##### Exercise input #####
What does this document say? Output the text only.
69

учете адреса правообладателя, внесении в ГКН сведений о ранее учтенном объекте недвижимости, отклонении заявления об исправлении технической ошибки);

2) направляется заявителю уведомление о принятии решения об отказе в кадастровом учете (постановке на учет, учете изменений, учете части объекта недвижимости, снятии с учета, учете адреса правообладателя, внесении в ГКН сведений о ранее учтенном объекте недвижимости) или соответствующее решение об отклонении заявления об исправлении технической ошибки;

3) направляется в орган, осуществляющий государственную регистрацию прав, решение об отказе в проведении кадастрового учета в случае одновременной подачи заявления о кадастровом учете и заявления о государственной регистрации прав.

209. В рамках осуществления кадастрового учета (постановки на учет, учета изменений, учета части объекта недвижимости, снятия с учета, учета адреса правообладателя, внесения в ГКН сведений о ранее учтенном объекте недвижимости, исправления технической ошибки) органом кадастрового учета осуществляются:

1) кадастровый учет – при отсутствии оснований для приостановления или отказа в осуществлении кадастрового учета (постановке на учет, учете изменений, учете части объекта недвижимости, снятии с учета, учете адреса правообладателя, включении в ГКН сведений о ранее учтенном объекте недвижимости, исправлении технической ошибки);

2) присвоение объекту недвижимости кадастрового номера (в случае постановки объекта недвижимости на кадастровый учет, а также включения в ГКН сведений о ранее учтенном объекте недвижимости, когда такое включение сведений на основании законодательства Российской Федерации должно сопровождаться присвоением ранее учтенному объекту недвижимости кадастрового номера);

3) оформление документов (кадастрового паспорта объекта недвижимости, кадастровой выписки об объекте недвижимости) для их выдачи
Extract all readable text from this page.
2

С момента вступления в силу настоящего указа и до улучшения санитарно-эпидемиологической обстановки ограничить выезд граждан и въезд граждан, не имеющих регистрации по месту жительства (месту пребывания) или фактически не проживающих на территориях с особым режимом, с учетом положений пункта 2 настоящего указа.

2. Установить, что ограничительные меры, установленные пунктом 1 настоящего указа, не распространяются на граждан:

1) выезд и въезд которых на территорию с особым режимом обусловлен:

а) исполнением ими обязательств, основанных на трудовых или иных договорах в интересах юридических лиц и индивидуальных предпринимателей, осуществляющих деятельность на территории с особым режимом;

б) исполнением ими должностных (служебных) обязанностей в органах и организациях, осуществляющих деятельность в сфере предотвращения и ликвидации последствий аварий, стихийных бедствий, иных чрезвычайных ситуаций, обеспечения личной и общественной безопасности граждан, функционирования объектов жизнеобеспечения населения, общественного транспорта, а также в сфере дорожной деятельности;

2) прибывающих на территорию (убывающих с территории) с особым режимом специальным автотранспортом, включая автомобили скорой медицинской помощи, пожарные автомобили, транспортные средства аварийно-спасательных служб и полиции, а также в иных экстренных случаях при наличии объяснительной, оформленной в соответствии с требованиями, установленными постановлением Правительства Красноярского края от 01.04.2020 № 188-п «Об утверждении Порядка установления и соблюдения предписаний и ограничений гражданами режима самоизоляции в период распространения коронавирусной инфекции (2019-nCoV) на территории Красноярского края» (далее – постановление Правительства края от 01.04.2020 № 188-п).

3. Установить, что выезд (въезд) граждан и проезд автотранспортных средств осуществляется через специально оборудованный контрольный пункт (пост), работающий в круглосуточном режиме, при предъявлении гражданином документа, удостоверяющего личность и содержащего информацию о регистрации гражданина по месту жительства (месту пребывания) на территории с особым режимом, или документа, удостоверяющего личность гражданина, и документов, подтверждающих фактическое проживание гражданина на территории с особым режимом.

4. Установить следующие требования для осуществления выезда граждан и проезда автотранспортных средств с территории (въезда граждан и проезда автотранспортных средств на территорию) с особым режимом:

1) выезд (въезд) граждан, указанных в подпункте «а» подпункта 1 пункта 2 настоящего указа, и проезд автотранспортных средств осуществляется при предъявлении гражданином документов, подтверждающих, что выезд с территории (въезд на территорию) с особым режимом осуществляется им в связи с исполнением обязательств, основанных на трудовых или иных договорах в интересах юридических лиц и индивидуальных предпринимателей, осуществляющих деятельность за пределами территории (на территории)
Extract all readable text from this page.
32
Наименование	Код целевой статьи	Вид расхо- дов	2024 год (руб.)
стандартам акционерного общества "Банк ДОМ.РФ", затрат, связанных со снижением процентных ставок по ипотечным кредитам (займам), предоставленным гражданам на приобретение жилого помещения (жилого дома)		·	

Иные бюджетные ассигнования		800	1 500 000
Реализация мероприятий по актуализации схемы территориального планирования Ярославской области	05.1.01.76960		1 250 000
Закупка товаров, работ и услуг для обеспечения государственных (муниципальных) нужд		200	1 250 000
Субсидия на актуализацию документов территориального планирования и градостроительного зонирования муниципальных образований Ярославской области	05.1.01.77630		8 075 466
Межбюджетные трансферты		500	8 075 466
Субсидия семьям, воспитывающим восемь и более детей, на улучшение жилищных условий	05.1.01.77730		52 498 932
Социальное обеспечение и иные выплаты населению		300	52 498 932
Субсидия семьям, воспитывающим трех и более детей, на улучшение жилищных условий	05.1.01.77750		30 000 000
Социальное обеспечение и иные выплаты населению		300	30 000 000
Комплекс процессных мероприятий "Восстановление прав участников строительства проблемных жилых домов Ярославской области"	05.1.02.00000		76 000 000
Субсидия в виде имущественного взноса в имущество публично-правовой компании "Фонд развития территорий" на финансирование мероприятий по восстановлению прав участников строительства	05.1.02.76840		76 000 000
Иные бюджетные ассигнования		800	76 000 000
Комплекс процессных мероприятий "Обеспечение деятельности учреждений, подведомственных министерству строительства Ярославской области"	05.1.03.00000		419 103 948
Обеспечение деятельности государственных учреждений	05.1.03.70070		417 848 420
#####
Print the records above in full, exactly.

What does this document say? Output the text only.
69

учете адреса правообладателя, внесении в ГКН сведений о ранее учтенном объекте недвижимости, отклонении заявления об исправлении технической ошибки);

2) направляется заявителю уведомление о принятии решения об отказе в кадастровом учете (постановке на учет, учете изменений, учете части объекта недвижимости, снятии с учета, учете адреса правообладателя, внесении в ГКН сведений о ранее учтенном объекте недвижимости) или соответствующее решение об отклонении заявления об исправлении технической ошибки;

3) направляется в орган, осуществляющий государственную регистрацию прав, решение об отказе в проведении кадастрового учета в случае одновременной подачи заявления о кадастровом учете и заявления о государственной регистрации прав.

209. В рамках осуществления кадастрового учета (постановки на учет, учета изменений, учета части объекта недвижимости, снятия с учета, учета адреса правообладателя, внесения в ГКН сведений о ранее учтенном объекте недвижимости, исправления технической ошибки) органом кадастрового учета осуществляются:

1) кадастровый учет – при отсутствии оснований для приостановления или отказа в осуществлении кадастрового учета (постановке на учет, учете изменений, учете части объекта недвижимости, снятии с учета, учете адреса правообладателя, включении в ГКН сведений о ранее учтенном объекте недвижимости, исправлении технической ошибки);

2) присвоение объекту недвижимости кадастрового номера (в случае постановки объекта недвижимости на кадастровый учет, а также включения в ГКН сведений о ранее учтенном объекте недвижимости, когда такое включение сведений на основании законодательства Российской Федерации должно сопровождаться присвоением ранее учтенному объекту недвижимости кадастрового номера);

3) оформление документов (кадастрового паспорта объекта недвижимости, кадастровой выписки об объекте недвижимости) для их выдачи
Extract all readable text from this page.
2

С момента вступления в силу настоящего указа и до улучшения санитарно-эпидемиологической обстановки ограничить выезд граждан и въезд граждан, не имеющих регистрации по месту жительства (месту пребывания) или фактически не проживающих на территориях с особым режимом, с учетом положений пункта 2 настоящего указа.

2. Установить, что ограничительные меры, установленные пунктом 1 настоящего указа, не распространяются на граждан:

1) выезд и въезд которых на территорию с особым режимом обусловлен:

а) исполнением ими обязательств, основанных на трудовых или иных договорах в интересах юридических лиц и индивидуальных предпринимателей, осуществляющих деятельность на территории с особым режимом;

б) исполнением ими должностных (служебных) обязанностей в органах и организациях, осуществляющих деятельность в сфере предотвращения и ликвидации последствий аварий, стихийных бедствий, иных чрезвычайных ситуаций, обеспечения личной и общественной безопасности граждан, функционирования объектов жизнеобеспечения населения, общественного транспорта, а также в сфере дорожной деятельности;

2) прибывающих на территорию (убывающих с территории) с особым режимом специальным автотранспортом, включая автомобили скорой медицинской помощи, пожарные автомобили, транспортные средства аварийно-спасательных служб и полиции, а также в иных экстренных случаях при наличии объяснительной, оформленной в соответствии с требованиями, установленными постановлением Правительства Красноярского края от 01.04.2020 № 188-п «Об утверждении Порядка установления и соблюдения предписаний и ограничений гражданами режима самоизоляции в период распространения коронавирусной инфекции (2019-nCoV) на территории Красноярского края» (далее – постановление Правительства края от 01.04.2020 № 188-п).

3. Установить, что выезд (въезд) граждан и проезд автотранспортных средств осуществляется через специально оборудованный контрольный пункт (пост), работающий в круглосуточном режиме, при предъявлении гражданином документа, удостоверяющего личность и содержащего информацию о регистрации гражданина по месту жительства (месту пребывания) на территории с особым режимом, или документа, удостоверяющего личность гражданина, и документов, подтверждающих фактическое проживание гражданина на территории с особым режимом.

4. Установить следующие требования для осуществления выезда граждан и проезда автотранспортных средств с территории (въезда граждан и проезда автотранспортных средств на территорию) с особым режимом:

1) выезд (въезд) граждан, указанных в подпункте «а» подпункта 1 пункта 2 настоящего указа, и проезд автотранспортных средств осуществляется при предъявлении гражданином документов, подтверждающих, что выезд с территории (въезд на территорию) с особым режимом осуществляется им в связи с исполнением обязательств, основанных на трудовых или иных договорах в интересах юридических лиц и индивидуальных предпринимателей, осуществляющих деятельность за пределами территории (на территории)
Extract all readable text from this page.
32
Наименование	Код целевой статьи	Вид расхо- дов	2024 год (руб.)
стандартам акционерного общества "Банк ДОМ.РФ", затрат, связанных со снижением процентных ставок по ипотечным кредитам (займам), предоставленным гражданам на приобретение жилого помещения (жилого дома)		·	

Иные бюджетные ассигнования		800	1 500 000
Реализация мероприятий по актуализации схемы территориального планирования Ярославской области	05.1.01.76960		1 250 000
Закупка товаров, работ и услуг для обеспечения государственных (муниципальных) нужд		200	1 250 000
Субсидия на актуализацию документов территориального планирования и градостроительного зонирования муниципальных образований Ярославской области	05.1.01.77630		8 075 466
Межбюджетные трансферты		500	8 075 466
Субсидия семьям, воспитывающим восемь и более детей, на улучшение жилищных условий	05.1.01.77730		52 498 932
Социальное обеспечение и иные выплаты населению		300	52 498 932
Субсидия семьям, воспитывающим трех и более детей, на улучшение жилищных условий	05.1.01.77750		30 000 000
Социальное обеспечение и иные выплаты населению		300	30 000 000
Комплекс процессных мероприятий "Восстановление прав участников строительства проблемных жилых домов Ярославской области"	05.1.02.00000		76 000 000
Субсидия в виде имущественного взноса в имущество публично-правовой компании "Фонд развития территорий" на финансирование мероприятий по восстановлению прав участников строительства	05.1.02.76840		76 000 000
Иные бюджетные ассигнования		800	76 000 000
Комплекс процессных мероприятий "Обеспечение деятельности учреждений, подведомственных министерству строительства Ярославской области"	05.1.03.00000		419 103 948
Обеспечение деятельности государственных учреждений	05.1.03.70070		417 848 420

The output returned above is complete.